Reproduce the listing below exactly, minus its pictures.
* BEGIN *
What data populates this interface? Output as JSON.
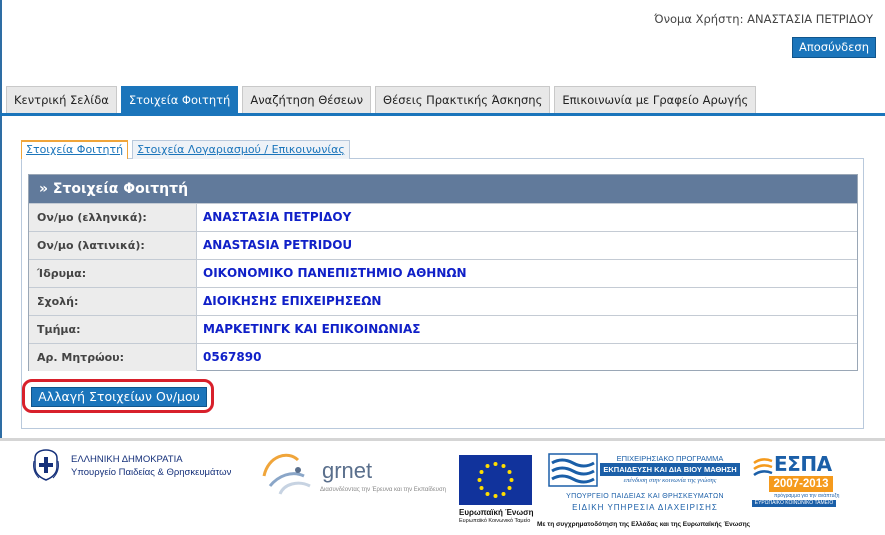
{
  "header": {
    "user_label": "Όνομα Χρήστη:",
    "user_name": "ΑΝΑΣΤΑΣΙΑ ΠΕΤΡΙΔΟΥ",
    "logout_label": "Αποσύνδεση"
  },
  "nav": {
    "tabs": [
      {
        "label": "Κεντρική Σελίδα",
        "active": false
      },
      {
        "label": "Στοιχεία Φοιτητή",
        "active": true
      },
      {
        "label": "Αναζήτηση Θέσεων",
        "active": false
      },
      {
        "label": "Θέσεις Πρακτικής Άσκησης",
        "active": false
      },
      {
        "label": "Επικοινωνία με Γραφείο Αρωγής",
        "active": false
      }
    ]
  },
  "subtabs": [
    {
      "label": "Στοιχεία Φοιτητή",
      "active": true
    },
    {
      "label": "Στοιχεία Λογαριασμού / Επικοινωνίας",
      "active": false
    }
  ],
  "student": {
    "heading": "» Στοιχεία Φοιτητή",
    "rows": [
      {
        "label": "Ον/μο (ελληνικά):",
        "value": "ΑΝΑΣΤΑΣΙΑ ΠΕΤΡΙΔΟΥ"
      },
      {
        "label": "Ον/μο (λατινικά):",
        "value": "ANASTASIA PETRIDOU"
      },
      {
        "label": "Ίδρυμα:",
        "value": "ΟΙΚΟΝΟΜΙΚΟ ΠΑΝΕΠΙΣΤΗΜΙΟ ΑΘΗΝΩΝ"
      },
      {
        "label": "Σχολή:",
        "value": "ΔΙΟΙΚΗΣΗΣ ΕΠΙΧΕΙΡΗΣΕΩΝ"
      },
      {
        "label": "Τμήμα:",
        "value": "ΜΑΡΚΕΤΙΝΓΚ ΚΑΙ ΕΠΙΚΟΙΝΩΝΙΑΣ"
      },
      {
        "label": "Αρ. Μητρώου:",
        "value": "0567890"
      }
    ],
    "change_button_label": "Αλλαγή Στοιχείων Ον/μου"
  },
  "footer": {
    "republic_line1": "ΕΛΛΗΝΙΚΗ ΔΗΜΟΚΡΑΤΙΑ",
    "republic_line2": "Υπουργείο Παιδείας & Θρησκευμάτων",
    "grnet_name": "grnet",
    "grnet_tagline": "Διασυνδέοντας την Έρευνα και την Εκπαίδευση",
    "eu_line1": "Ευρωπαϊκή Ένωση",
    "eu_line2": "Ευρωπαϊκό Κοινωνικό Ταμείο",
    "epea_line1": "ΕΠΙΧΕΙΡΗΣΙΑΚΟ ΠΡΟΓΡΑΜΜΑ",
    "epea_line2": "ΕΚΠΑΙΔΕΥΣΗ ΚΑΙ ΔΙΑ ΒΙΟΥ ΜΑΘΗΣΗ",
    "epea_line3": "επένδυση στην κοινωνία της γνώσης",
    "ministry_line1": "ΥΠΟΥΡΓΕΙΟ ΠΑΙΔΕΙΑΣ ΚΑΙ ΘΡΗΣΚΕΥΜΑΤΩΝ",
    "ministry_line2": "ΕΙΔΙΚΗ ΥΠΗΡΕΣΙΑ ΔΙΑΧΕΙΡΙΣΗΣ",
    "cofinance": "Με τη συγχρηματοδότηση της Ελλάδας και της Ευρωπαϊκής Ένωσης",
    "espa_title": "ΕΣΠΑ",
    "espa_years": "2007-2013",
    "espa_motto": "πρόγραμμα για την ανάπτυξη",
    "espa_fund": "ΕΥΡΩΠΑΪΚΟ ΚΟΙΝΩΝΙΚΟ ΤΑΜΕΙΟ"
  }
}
* END *
▶ _THE RESULT_
What data populates this interface? Output as JSON.
{
  "header": {
    "user_label": "Όνομα Χρήστη:",
    "user_name": "ΑΝΑΣΤΑΣΙΑ ΠΕΤΡΙΔΟΥ",
    "logout_label": "Αποσύνδεση"
  },
  "nav": {
    "tabs": [
      {
        "label": "Κεντρική Σελίδα",
        "active": false
      },
      {
        "label": "Στοιχεία Φοιτητή",
        "active": true
      },
      {
        "label": "Αναζήτηση Θέσεων",
        "active": false
      },
      {
        "label": "Θέσεις Πρακτικής Άσκησης",
        "active": false
      },
      {
        "label": "Επικοινωνία με Γραφείο Αρωγής",
        "active": false
      }
    ]
  },
  "subtabs": [
    {
      "label": "Στοιχεία Φοιτητή",
      "active": true
    },
    {
      "label": "Στοιχεία Λογαριασμού / Επικοινωνίας",
      "active": false
    }
  ],
  "student": {
    "heading": "» Στοιχεία Φοιτητή",
    "rows": [
      {
        "label": "Ον/μο (ελληνικά):",
        "value": "ΑΝΑΣΤΑΣΙΑ ΠΕΤΡΙΔΟΥ"
      },
      {
        "label": "Ον/μο (λατινικά):",
        "value": "ANASTASIA PETRIDOU"
      },
      {
        "label": "Ίδρυμα:",
        "value": "ΟΙΚΟΝΟΜΙΚΟ ΠΑΝΕΠΙΣΤΗΜΙΟ ΑΘΗΝΩΝ"
      },
      {
        "label": "Σχολή:",
        "value": "ΔΙΟΙΚΗΣΗΣ ΕΠΙΧΕΙΡΗΣΕΩΝ"
      },
      {
        "label": "Τμήμα:",
        "value": "ΜΑΡΚΕΤΙΝΓΚ ΚΑΙ ΕΠΙΚΟΙΝΩΝΙΑΣ"
      },
      {
        "label": "Αρ. Μητρώου:",
        "value": "0567890"
      }
    ],
    "change_button_label": "Αλλαγή Στοιχείων Ον/μου"
  },
  "footer": {
    "republic_line1": "ΕΛΛΗΝΙΚΗ ΔΗΜΟΚΡΑΤΙΑ",
    "republic_line2": "Υπουργείο Παιδείας & Θρησκευμάτων",
    "grnet_name": "grnet",
    "grnet_tagline": "Διασυνδέοντας την Έρευνα και την Εκπαίδευση",
    "eu_line1": "Ευρωπαϊκή Ένωση",
    "eu_line2": "Ευρωπαϊκό Κοινωνικό Ταμείο",
    "epea_line1": "ΕΠΙΧΕΙΡΗΣΙΑΚΟ ΠΡΟΓΡΑΜΜΑ",
    "epea_line2": "ΕΚΠΑΙΔΕΥΣΗ ΚΑΙ ΔΙΑ ΒΙΟΥ ΜΑΘΗΣΗ",
    "epea_line3": "επένδυση στην κοινωνία της γνώσης",
    "ministry_line1": "ΥΠΟΥΡΓΕΙΟ ΠΑΙΔΕΙΑΣ ΚΑΙ ΘΡΗΣΚΕΥΜΑΤΩΝ",
    "ministry_line2": "ΕΙΔΙΚΗ ΥΠΗΡΕΣΙΑ ΔΙΑΧΕΙΡΙΣΗΣ",
    "cofinance": "Με τη συγχρηματοδότηση της Ελλάδας και της Ευρωπαϊκής Ένωσης",
    "espa_title": "ΕΣΠΑ",
    "espa_years": "2007-2013",
    "espa_motto": "πρόγραμμα για την ανάπτυξη",
    "espa_fund": "ΕΥΡΩΠΑΪΚΟ ΚΟΙΝΩΝΙΚΟ ΤΑΜΕΙΟ"
  }
}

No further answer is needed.